» Description of the task
Identify the lines that contain the word "quelques" and copy each one.

╭─ Data entries

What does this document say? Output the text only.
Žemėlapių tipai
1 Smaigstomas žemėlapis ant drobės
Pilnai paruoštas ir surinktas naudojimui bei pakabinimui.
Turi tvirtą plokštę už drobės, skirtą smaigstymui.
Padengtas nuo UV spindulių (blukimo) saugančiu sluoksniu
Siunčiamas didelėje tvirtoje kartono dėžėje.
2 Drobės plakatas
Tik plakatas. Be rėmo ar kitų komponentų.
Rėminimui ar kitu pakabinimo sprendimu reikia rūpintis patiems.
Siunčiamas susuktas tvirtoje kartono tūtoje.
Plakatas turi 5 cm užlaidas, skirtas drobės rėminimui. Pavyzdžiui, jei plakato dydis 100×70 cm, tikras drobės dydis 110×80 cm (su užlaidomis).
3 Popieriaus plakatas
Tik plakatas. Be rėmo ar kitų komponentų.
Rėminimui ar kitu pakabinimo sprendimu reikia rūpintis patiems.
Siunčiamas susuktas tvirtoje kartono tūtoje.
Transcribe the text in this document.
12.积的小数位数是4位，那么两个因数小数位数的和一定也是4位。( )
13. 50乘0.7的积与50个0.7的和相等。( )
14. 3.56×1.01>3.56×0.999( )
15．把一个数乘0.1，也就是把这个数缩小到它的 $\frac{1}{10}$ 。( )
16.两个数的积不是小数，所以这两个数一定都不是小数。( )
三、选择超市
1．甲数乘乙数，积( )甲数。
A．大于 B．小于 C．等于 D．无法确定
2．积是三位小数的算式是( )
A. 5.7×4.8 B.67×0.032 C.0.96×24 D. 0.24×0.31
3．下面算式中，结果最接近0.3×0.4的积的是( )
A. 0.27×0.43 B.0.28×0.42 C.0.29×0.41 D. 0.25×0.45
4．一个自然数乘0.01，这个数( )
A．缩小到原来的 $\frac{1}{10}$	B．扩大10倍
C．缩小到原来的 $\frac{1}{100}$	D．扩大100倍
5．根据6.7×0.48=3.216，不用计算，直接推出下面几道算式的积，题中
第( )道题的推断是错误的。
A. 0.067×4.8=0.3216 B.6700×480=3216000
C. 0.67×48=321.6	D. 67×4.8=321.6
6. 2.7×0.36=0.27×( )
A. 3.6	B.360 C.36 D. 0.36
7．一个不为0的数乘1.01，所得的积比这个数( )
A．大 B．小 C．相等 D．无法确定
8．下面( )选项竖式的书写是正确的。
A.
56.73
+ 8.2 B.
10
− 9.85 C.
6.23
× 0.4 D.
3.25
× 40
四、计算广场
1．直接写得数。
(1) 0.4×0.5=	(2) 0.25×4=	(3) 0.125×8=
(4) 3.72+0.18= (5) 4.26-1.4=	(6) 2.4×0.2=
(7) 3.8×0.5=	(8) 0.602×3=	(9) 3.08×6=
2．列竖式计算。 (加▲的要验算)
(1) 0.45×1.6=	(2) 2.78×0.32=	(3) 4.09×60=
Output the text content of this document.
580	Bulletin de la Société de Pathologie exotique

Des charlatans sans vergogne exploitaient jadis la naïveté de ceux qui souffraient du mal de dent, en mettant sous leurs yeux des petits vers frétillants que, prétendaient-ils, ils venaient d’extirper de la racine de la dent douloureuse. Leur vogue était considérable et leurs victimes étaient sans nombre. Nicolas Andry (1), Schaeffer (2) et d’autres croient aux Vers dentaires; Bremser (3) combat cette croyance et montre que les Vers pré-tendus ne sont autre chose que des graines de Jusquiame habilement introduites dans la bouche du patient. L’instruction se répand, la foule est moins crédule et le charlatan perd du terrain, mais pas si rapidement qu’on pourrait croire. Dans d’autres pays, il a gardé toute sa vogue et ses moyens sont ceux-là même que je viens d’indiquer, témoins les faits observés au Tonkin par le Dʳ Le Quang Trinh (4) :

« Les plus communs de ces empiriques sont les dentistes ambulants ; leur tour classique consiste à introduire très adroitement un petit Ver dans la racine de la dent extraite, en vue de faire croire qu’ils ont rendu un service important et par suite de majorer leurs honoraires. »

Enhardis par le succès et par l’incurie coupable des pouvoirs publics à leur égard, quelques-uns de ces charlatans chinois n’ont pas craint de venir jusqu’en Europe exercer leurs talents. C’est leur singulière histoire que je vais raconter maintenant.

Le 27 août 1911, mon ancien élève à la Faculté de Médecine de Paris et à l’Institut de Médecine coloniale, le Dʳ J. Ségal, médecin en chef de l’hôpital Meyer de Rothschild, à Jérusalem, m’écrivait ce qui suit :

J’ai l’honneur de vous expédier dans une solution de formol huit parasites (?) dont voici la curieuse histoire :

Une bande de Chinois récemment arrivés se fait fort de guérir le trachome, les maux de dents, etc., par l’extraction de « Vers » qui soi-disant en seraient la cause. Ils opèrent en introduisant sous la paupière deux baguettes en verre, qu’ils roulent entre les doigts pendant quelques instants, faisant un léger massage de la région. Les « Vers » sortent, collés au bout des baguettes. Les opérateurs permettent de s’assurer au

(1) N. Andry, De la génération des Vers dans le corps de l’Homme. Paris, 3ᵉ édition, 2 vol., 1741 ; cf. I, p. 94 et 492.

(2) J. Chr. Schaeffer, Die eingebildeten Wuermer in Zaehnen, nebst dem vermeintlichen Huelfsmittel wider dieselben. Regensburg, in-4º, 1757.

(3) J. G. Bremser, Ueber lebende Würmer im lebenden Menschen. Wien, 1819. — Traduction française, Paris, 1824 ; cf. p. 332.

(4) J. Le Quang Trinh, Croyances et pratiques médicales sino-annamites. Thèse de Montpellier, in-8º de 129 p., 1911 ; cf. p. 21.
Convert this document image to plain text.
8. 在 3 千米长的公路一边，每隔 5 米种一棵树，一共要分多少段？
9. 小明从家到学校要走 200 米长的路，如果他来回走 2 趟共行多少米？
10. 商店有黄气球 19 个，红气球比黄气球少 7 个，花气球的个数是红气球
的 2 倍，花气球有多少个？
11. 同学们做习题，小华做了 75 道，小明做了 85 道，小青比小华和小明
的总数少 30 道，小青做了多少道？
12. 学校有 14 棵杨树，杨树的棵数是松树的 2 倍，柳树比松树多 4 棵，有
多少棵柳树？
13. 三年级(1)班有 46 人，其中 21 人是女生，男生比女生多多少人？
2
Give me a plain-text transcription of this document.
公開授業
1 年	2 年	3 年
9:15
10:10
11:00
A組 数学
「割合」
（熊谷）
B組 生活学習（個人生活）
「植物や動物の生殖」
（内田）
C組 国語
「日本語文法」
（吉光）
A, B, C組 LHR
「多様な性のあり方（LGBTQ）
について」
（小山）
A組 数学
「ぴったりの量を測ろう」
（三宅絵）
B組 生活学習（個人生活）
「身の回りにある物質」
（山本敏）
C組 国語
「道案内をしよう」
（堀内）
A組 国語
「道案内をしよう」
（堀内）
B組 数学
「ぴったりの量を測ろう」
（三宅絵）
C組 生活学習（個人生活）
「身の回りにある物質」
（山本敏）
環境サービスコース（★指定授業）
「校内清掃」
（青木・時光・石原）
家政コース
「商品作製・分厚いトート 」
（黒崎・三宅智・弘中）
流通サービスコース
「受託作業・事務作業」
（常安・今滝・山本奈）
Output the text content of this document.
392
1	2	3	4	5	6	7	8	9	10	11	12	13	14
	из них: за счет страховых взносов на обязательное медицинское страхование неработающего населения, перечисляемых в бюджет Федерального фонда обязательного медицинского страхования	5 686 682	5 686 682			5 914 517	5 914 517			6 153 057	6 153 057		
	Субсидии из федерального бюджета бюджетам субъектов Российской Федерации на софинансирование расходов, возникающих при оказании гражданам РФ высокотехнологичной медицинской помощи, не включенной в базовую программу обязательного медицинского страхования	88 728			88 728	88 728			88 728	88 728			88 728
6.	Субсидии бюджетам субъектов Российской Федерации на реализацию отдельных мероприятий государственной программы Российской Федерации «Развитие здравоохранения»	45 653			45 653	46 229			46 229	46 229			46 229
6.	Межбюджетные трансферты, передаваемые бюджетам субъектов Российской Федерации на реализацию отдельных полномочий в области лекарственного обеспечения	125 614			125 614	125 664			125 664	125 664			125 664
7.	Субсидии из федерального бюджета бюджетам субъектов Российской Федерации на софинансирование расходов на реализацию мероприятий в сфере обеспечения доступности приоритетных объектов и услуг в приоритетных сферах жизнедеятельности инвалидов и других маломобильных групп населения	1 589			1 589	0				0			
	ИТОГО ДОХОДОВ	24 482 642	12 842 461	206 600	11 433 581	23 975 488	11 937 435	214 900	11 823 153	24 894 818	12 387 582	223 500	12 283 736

╰─

» Task solution
Enhardis par le succès et par l’incurie coupable des pouvoirs publics à leur égard, quelques-uns de ces charlatans chinois n’ont pas craint de venir jusqu’en Europe exercer leurs talents. C’est leur singulière histoire que je vais raconter maintenant.
Une bande de Chinois récemment arrivés se fait fort de guérir le trachome, les maux de dents, etc., par l’extraction de « Vers » qui soi-disant en seraient la cause. Ils opèrent en introduisant sous la paupière deux baguettes en verre, qu’ils roulent entre les doigts pendant quelques instants, faisant un léger massage de la région. Les « Vers » sortent, collés au bout des baguettes. Les opérateurs permettent de s’assurer au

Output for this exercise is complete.